[Records that describe figures]
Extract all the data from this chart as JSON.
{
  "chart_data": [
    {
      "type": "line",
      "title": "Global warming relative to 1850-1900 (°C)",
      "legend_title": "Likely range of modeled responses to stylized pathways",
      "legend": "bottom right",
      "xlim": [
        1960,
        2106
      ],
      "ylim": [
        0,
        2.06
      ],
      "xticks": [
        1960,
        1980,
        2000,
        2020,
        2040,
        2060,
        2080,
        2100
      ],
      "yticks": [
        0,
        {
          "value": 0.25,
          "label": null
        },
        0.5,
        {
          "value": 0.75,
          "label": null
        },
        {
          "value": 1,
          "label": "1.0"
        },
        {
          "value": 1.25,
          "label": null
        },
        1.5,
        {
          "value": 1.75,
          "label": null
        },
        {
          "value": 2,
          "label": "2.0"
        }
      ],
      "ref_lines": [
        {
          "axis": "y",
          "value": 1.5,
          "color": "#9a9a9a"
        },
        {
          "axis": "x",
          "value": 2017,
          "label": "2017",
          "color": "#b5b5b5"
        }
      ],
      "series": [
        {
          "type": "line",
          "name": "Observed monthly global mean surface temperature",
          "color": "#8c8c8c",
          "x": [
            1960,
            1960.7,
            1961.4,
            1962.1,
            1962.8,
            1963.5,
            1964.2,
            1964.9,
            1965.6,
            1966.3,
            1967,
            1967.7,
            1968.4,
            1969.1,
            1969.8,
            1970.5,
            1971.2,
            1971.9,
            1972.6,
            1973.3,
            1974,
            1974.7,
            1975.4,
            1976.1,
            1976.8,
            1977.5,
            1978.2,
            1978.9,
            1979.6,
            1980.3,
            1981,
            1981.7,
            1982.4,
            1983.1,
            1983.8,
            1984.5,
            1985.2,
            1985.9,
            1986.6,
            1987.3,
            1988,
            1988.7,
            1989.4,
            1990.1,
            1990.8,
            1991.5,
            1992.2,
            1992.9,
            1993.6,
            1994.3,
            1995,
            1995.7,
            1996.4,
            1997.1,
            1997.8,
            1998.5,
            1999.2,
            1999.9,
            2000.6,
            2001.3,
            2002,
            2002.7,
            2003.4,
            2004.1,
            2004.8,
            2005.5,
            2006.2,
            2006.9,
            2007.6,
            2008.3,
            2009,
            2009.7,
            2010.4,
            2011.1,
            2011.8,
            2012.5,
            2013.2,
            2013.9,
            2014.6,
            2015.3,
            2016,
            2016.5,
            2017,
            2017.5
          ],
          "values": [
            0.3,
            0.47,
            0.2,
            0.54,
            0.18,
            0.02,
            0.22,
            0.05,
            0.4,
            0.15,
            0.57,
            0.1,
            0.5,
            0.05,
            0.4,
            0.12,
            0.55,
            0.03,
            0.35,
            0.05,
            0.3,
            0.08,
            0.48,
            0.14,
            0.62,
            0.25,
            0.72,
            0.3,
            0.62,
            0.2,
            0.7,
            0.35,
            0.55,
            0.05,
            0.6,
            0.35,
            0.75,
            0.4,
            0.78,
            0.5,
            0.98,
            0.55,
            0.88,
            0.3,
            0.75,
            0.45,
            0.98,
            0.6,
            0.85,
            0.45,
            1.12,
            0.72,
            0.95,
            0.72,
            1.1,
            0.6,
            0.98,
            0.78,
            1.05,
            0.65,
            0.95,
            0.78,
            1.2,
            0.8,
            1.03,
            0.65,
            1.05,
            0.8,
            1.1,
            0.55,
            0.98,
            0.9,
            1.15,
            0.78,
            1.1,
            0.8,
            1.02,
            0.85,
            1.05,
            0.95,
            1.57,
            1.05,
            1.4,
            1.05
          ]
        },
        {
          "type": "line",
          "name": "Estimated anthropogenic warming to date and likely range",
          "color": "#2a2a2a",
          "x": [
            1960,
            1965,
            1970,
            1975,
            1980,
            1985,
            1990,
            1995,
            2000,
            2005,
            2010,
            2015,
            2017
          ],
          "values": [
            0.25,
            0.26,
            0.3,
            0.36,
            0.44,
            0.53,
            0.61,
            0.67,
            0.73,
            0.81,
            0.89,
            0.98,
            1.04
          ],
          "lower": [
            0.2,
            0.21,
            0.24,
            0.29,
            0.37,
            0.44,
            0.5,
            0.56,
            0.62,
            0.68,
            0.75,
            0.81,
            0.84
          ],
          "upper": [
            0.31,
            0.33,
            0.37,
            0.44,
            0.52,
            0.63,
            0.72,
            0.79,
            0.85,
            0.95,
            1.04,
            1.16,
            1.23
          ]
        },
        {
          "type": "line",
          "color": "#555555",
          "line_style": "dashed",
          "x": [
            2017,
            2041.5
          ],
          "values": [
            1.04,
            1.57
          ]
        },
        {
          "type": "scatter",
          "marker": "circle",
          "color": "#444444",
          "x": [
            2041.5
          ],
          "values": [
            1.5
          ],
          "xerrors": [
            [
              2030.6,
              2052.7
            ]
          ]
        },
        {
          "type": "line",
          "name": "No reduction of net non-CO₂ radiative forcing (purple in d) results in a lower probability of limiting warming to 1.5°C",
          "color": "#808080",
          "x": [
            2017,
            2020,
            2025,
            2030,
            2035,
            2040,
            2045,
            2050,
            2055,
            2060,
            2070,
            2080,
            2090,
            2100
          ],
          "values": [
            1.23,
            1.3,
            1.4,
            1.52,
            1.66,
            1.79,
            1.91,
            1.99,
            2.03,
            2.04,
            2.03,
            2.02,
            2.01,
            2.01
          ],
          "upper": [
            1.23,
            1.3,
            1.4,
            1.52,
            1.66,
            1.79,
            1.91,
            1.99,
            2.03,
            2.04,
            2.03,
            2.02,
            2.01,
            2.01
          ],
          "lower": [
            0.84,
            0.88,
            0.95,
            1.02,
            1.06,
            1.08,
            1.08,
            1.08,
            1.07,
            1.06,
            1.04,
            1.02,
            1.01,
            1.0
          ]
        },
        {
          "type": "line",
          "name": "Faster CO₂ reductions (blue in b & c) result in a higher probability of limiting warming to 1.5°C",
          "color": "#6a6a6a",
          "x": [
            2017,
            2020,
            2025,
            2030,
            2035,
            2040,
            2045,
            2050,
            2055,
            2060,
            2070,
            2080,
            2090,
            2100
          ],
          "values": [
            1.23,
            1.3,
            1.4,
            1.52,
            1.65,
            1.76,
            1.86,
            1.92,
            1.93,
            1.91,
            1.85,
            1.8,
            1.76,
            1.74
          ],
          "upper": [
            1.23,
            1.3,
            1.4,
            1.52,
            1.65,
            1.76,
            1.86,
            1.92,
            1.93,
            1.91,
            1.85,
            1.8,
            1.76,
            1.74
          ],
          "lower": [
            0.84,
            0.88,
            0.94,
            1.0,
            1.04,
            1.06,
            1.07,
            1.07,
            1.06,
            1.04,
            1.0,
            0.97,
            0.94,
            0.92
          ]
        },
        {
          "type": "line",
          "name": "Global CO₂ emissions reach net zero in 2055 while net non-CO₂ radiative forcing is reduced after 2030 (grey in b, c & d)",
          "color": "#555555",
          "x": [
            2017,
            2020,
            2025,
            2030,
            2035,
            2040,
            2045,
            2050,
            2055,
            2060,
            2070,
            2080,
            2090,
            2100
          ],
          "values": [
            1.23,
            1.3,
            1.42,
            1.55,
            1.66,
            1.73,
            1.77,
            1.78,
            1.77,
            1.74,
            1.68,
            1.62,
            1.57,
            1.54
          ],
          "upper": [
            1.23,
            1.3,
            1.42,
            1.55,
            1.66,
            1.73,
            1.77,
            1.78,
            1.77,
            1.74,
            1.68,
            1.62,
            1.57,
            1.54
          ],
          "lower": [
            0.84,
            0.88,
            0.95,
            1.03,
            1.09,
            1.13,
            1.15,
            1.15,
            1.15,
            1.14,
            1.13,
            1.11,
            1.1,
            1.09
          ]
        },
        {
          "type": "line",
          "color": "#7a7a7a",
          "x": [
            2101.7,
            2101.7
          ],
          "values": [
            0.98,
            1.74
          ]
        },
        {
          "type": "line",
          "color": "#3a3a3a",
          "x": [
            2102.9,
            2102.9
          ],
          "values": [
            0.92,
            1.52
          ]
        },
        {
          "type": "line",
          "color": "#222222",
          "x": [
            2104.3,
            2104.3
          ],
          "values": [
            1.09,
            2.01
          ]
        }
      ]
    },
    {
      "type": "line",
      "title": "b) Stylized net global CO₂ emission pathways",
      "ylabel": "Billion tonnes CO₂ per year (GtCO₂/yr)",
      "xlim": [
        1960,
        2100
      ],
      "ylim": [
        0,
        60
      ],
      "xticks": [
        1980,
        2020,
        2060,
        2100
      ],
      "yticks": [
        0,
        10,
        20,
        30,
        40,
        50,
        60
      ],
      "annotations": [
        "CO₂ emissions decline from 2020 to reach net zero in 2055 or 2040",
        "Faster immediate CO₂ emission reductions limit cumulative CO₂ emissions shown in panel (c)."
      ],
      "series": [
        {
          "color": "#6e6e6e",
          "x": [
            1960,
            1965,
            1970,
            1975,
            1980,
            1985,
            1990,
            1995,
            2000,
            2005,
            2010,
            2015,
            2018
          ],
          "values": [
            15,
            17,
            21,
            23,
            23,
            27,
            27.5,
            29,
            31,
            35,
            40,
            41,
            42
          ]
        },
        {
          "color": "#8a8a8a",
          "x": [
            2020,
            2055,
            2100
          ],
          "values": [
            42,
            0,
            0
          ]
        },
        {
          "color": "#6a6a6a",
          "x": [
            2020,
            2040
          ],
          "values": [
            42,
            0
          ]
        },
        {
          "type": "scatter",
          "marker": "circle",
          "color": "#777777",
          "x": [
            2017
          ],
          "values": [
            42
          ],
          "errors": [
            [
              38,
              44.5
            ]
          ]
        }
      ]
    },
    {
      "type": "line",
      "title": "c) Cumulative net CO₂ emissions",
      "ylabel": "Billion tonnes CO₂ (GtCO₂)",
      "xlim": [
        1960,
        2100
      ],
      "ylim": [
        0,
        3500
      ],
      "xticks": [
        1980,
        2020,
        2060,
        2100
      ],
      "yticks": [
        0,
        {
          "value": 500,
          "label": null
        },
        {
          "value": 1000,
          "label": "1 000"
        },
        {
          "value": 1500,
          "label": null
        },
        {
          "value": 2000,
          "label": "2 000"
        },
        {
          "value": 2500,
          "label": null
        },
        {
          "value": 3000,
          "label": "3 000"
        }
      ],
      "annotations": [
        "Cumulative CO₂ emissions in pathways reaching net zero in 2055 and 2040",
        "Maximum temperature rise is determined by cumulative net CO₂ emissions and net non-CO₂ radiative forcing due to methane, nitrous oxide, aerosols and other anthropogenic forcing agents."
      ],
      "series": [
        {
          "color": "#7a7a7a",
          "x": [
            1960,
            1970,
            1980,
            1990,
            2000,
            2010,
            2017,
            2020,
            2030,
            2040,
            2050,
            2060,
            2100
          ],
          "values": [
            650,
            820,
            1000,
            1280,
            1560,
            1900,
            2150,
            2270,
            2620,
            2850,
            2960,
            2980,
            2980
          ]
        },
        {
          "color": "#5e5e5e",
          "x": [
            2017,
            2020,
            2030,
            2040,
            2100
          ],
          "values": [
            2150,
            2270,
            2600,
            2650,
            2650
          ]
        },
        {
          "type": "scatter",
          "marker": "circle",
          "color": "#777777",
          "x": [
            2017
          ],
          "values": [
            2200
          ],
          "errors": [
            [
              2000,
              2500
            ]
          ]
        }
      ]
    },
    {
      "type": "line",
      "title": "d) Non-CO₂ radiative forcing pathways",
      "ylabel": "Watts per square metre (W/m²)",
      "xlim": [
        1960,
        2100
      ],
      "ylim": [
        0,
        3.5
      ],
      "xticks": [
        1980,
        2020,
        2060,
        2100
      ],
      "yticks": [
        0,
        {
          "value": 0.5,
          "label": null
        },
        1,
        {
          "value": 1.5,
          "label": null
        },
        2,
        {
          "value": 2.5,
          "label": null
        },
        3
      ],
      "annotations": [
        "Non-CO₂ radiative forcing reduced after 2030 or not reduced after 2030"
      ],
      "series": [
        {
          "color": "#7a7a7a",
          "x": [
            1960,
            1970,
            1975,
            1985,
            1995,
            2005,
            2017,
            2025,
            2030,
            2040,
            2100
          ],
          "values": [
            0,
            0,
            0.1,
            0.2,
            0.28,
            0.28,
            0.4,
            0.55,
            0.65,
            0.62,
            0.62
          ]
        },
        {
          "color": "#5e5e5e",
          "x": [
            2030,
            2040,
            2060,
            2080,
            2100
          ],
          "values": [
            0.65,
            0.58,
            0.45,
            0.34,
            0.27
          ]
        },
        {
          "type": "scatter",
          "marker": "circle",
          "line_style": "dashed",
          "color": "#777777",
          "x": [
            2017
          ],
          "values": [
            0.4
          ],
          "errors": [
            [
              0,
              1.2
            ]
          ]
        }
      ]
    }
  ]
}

Your instructions
Above are records; say how many of their lines contain the word "name", giving only the number.

Output of the task
5